■ **PROBLEM TO WORK ON**
Output the records exactly as they appear, with no pictures included.

■ **MATERIAL SUPPLIED**
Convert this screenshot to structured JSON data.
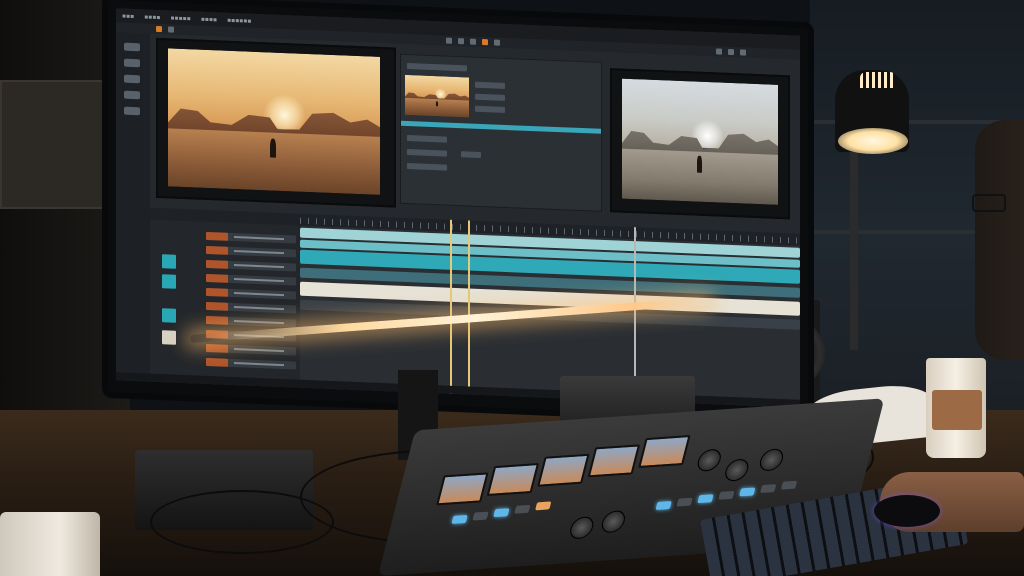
{
  "scene": {
    "description_label": "",
    "colors": {
      "accent_teal": "#3aa6b9",
      "timeline_cream": "#e6e2d6",
      "lamp_glow": "#ffe1a4",
      "lightbar": "#ffd9a0"
    }
  },
  "icons": [
    "desk-lamp-icon",
    "monitor-icon",
    "control-surface-icon",
    "coffee-cup-icon",
    "mouse-icon",
    "keyboard-icon",
    "speaker-icon"
  ]
}
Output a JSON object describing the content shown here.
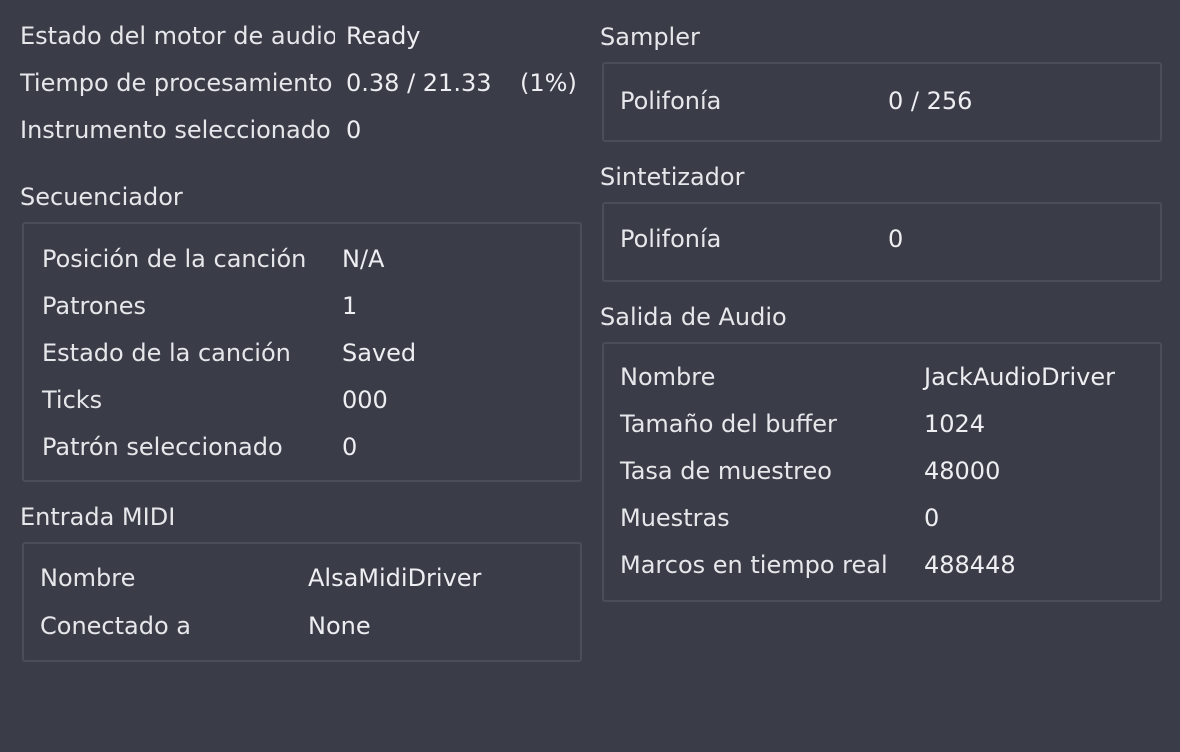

■ **FINISHED TASK**
Convert this screenshot to structured JSON data.
{
  "scene": {
    "description_label": "",
    "colors": {
      "accent_teal": "#3aa6b9",
      "timeline_cream": "#e6e2d6",
      "lamp_glow": "#ffe1a4",
      "lightbar": "#ffd9a0"
    }
  },
  "icons": [
    "desk-lamp-icon",
    "monitor-icon",
    "control-surface-icon",
    "coffee-cup-icon",
    "mouse-icon",
    "keyboard-icon",
    "speaker-icon"
  ]
}
Output a JSON object describing the content shown here.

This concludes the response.